(Figure dataset records)
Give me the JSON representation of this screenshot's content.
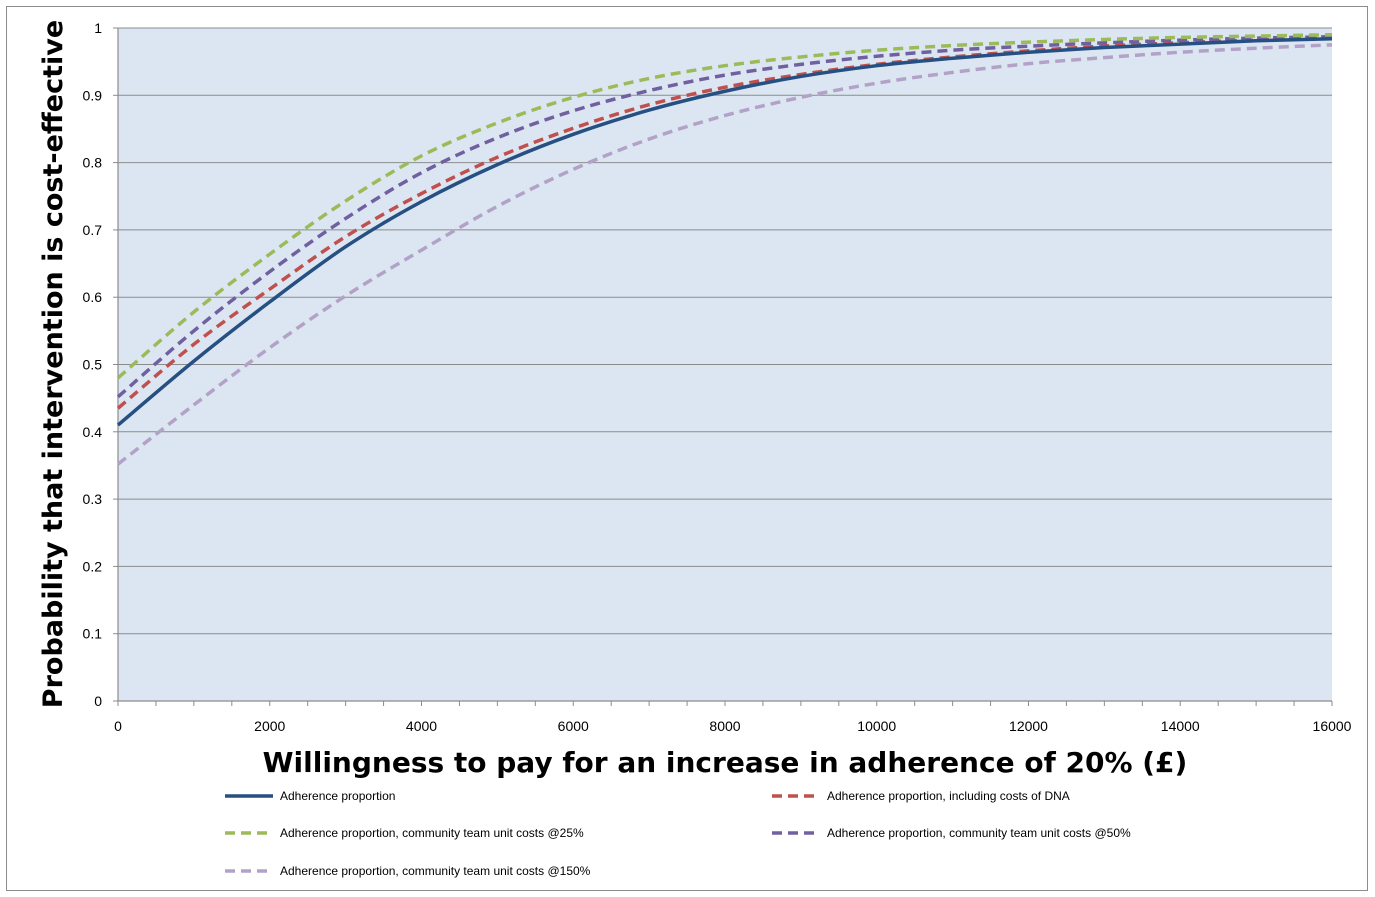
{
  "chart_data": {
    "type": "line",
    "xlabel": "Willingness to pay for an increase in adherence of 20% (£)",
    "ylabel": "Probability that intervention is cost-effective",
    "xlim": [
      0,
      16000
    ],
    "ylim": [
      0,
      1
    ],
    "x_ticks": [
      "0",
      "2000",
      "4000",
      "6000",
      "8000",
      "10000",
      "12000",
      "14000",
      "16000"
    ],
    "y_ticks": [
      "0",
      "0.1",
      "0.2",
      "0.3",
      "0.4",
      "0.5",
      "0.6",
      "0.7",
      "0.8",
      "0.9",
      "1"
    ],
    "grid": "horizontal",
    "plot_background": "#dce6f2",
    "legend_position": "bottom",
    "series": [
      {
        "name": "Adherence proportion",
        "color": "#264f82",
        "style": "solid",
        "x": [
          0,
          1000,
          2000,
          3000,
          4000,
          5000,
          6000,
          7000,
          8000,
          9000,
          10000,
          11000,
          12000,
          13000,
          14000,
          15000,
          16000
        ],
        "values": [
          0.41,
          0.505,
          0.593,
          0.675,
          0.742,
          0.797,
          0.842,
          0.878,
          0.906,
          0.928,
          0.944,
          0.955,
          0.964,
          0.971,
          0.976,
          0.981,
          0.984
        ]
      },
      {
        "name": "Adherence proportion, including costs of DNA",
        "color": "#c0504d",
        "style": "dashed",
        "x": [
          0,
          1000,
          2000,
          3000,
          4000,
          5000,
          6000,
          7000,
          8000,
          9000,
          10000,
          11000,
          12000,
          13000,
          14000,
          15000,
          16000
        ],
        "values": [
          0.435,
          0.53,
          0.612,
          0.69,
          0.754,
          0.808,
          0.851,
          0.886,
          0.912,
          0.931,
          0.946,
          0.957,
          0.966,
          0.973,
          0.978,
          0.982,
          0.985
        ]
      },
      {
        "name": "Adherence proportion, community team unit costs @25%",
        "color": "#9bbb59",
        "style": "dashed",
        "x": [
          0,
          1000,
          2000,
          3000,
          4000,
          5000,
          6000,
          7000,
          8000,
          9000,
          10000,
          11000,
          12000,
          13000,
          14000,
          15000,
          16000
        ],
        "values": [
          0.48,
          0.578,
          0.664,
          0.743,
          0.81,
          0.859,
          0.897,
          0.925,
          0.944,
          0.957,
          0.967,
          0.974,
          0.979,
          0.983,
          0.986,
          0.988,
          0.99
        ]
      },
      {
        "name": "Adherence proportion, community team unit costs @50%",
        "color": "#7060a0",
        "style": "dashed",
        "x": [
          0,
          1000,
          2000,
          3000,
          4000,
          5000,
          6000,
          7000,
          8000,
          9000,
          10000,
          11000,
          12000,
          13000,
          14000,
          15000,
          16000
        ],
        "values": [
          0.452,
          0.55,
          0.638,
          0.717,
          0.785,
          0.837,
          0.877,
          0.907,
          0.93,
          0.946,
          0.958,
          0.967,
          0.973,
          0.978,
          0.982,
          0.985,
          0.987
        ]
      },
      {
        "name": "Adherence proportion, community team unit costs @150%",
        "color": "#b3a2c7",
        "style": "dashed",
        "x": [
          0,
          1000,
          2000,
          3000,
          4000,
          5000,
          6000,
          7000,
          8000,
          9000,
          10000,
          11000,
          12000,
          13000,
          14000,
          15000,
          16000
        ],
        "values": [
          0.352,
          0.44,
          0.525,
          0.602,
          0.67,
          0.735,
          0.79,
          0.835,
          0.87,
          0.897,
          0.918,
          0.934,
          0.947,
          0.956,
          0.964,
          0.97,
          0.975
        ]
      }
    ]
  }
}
* * *
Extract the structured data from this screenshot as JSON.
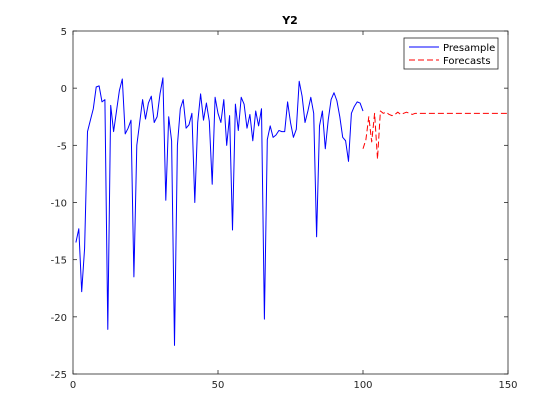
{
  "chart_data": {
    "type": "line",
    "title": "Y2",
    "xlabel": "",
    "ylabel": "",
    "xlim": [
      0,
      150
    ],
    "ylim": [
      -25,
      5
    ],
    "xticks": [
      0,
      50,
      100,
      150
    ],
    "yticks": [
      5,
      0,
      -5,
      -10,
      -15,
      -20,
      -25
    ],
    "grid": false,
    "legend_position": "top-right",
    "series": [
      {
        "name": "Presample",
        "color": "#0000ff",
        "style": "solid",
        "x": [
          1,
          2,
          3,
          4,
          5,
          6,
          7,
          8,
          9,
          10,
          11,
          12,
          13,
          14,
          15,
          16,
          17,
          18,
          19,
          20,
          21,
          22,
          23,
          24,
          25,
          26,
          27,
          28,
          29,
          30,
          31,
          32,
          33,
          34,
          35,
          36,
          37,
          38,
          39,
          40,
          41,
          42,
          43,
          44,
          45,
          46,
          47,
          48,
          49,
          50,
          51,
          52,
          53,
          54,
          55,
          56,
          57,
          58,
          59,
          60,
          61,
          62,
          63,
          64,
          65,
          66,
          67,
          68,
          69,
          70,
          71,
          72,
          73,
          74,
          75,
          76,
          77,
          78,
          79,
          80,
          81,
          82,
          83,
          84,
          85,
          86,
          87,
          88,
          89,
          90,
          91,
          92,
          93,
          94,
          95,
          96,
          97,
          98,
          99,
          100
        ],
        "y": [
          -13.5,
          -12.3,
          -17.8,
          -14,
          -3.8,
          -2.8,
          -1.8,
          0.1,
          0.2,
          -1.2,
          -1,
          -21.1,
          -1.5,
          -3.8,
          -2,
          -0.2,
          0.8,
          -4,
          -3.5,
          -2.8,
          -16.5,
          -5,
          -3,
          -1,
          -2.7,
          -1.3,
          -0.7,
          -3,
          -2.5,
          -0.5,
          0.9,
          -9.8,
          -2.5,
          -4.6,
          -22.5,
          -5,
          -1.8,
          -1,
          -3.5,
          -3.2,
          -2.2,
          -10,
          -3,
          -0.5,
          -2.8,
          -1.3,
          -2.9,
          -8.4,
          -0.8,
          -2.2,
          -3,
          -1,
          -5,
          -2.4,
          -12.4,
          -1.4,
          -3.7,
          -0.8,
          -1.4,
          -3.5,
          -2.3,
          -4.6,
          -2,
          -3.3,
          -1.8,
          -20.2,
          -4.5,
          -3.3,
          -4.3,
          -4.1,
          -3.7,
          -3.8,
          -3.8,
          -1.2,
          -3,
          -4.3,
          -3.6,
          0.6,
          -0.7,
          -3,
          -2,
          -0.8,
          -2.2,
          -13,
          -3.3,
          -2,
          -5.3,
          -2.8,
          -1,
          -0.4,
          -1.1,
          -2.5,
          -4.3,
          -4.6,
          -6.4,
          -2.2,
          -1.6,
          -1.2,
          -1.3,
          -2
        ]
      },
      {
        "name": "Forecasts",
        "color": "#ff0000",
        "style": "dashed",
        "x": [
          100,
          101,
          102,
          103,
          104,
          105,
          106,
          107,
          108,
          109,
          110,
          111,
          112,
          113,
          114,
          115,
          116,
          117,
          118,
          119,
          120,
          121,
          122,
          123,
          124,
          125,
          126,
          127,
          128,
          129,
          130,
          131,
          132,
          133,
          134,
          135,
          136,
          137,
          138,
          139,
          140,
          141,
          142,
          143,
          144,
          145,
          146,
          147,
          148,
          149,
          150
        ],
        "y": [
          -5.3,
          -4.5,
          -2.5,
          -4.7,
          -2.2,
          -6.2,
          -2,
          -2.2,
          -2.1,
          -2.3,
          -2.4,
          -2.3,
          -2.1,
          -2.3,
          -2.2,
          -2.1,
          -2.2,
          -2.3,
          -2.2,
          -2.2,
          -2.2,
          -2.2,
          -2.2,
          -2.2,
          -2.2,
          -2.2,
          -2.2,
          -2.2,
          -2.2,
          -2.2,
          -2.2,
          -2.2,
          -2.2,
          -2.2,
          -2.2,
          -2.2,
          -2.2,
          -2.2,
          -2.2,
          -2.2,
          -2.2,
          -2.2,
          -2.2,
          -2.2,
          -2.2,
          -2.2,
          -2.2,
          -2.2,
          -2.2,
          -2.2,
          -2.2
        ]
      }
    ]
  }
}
---
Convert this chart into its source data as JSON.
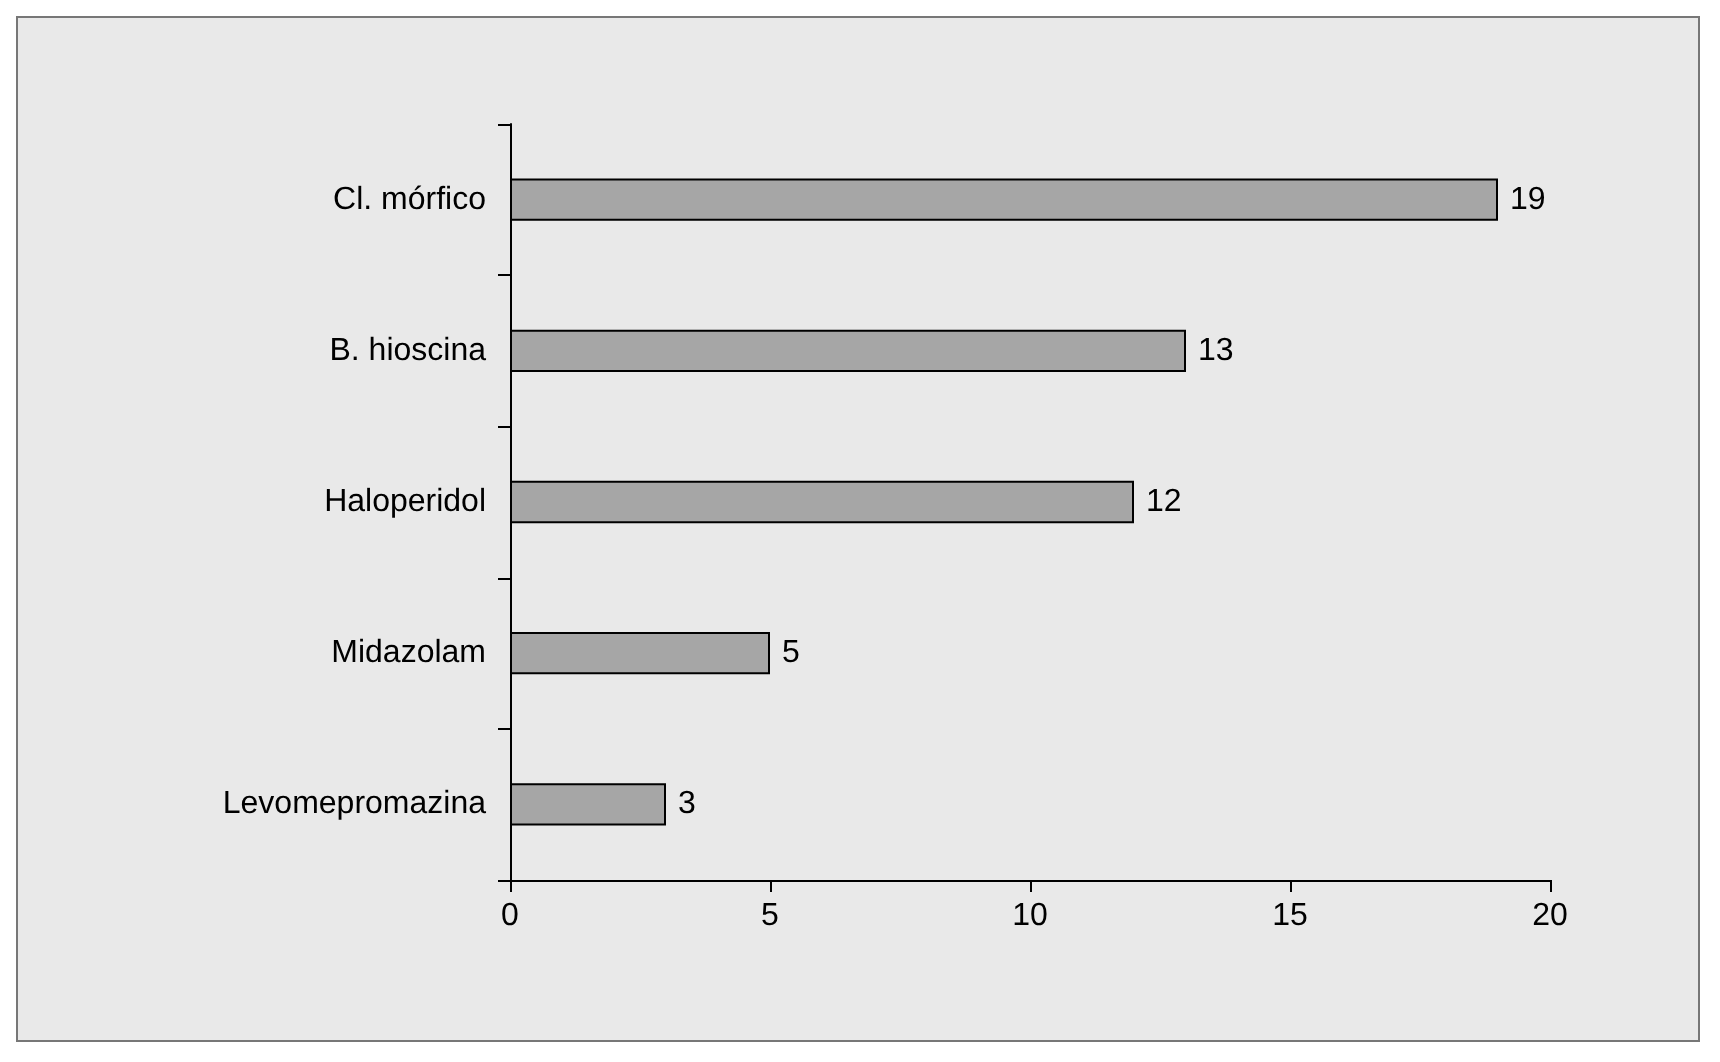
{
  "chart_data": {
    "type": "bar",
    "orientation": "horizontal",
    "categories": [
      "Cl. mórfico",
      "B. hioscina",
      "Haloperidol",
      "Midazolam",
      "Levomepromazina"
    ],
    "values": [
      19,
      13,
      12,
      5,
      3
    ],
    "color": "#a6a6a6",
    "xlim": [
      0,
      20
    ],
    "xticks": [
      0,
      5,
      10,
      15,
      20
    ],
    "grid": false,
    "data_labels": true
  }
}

_Stated problem_
Of the lines in this listing, how many contain "team"? Reply with the number and nothing more.

_Exercise output_
3